### WORK TO BE COMPLETED
Scan the records below for the word "trong" and give only the number of lines that hold it.

### Dataset records of page text
+ + +

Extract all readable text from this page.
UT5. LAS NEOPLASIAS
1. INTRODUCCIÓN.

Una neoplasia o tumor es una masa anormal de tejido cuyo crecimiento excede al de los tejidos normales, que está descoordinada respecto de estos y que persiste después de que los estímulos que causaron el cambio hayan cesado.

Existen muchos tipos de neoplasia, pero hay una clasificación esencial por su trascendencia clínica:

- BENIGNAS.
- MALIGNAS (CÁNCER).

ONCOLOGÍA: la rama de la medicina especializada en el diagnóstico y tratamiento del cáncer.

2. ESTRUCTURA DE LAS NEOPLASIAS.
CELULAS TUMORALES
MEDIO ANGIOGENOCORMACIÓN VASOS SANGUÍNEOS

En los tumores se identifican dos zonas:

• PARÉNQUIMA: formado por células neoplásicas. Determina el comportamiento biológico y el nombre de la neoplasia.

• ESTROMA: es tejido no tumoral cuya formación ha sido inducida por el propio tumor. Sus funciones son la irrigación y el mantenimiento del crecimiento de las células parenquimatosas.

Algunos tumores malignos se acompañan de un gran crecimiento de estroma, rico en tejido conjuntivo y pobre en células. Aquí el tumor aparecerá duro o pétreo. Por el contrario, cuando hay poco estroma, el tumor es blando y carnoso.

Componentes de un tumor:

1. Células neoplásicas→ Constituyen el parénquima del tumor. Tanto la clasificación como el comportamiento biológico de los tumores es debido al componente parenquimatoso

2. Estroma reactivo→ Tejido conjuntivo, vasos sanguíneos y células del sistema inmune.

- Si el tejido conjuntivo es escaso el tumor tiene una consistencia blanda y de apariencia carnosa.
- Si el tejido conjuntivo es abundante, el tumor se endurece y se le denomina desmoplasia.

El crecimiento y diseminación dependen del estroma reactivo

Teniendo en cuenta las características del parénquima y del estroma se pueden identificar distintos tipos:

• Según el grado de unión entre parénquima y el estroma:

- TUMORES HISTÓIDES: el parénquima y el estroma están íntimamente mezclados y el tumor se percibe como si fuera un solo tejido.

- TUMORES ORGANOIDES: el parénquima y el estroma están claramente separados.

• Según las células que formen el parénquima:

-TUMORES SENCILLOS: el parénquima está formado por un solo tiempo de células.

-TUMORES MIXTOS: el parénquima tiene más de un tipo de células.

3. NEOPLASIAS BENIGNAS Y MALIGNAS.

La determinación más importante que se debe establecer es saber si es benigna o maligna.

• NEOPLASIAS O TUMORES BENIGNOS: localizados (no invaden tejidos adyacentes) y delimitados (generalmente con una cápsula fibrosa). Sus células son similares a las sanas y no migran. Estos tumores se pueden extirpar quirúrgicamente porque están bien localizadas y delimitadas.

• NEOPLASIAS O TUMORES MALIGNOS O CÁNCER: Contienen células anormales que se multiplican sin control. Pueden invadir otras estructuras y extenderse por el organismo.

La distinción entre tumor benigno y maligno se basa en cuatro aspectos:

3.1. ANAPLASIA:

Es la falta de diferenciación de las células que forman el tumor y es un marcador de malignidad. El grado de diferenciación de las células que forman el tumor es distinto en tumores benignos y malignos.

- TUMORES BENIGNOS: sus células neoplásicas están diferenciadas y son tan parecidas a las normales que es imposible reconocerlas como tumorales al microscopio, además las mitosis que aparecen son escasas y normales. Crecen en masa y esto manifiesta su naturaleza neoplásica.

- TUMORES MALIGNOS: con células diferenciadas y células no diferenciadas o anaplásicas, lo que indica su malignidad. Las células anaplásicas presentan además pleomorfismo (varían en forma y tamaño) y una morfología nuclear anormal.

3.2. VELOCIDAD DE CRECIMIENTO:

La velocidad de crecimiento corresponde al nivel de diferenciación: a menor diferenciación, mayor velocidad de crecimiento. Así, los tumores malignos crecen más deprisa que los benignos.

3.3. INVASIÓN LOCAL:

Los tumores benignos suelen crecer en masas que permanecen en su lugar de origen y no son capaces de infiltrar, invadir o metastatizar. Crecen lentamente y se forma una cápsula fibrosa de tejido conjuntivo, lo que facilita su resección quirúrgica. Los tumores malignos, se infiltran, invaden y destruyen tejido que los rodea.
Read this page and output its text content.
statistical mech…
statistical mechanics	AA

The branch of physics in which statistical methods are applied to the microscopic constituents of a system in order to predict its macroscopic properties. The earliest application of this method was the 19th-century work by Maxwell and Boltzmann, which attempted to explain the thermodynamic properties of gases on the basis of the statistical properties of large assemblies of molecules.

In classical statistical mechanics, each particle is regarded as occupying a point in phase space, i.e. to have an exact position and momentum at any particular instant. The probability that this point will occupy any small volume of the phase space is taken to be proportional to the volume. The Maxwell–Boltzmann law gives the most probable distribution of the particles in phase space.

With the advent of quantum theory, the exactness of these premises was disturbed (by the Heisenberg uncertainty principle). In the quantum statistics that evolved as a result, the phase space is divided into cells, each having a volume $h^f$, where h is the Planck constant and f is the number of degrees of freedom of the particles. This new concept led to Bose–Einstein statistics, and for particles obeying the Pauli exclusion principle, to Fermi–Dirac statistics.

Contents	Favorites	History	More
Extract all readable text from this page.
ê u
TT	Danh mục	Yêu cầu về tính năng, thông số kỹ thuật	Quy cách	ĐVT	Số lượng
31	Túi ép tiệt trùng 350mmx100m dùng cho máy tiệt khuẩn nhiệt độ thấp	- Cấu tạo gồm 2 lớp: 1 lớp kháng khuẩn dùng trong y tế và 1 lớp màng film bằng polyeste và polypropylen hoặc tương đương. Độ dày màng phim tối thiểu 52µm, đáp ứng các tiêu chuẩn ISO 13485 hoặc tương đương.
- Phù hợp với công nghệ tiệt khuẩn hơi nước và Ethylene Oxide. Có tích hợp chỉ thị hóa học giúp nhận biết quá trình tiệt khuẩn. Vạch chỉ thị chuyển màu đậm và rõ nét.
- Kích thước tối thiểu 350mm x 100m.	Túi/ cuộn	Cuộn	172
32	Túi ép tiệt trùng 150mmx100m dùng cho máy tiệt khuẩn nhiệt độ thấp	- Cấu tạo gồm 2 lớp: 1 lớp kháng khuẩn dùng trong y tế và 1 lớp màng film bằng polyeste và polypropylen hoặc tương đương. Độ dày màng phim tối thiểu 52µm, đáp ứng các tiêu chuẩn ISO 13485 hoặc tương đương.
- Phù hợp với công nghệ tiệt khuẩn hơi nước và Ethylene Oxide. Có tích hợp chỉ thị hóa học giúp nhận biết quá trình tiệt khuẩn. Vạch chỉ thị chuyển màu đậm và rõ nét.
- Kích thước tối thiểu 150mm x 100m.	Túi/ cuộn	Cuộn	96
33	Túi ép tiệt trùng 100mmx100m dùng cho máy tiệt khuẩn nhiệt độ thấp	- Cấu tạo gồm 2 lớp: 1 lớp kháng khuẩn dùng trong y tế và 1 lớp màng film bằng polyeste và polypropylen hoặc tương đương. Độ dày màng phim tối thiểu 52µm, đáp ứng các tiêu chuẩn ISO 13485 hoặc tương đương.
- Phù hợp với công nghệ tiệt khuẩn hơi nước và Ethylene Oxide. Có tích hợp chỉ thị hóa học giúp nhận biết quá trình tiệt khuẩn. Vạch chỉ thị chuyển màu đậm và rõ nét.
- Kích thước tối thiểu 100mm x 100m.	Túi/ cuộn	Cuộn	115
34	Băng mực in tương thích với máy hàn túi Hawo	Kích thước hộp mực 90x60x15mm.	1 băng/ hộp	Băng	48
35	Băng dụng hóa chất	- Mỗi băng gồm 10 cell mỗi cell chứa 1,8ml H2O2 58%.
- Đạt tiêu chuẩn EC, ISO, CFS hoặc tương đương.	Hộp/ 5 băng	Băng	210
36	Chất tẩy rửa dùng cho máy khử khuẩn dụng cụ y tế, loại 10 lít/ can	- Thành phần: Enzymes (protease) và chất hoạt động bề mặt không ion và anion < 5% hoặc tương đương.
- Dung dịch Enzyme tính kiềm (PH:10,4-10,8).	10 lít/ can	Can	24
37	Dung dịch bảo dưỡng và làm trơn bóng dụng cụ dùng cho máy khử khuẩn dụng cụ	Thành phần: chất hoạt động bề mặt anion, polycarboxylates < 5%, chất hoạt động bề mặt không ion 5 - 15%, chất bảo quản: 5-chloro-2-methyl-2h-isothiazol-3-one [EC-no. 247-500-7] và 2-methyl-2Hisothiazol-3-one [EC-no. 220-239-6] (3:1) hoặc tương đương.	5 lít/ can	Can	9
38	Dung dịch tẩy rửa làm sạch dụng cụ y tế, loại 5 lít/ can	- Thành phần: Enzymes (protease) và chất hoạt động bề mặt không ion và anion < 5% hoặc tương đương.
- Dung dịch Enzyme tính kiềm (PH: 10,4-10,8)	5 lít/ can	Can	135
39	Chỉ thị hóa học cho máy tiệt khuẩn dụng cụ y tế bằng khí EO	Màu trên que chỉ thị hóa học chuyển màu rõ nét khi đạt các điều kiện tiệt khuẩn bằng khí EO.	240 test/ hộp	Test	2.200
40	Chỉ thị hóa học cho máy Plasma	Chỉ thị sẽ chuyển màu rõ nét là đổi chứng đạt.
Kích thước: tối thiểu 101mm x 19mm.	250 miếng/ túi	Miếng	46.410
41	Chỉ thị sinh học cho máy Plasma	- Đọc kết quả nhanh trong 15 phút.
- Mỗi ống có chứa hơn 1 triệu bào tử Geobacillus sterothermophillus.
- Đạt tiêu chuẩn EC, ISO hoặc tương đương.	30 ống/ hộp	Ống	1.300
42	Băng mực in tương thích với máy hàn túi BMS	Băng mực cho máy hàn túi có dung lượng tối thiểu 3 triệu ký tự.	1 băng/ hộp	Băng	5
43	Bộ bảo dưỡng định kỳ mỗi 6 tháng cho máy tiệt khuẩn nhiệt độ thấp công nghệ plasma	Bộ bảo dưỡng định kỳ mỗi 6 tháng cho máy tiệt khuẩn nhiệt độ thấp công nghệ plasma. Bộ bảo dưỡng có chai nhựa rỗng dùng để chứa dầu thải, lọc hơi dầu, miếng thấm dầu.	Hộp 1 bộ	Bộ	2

+ + +

### SOLUTION TO THE EXERCISE
4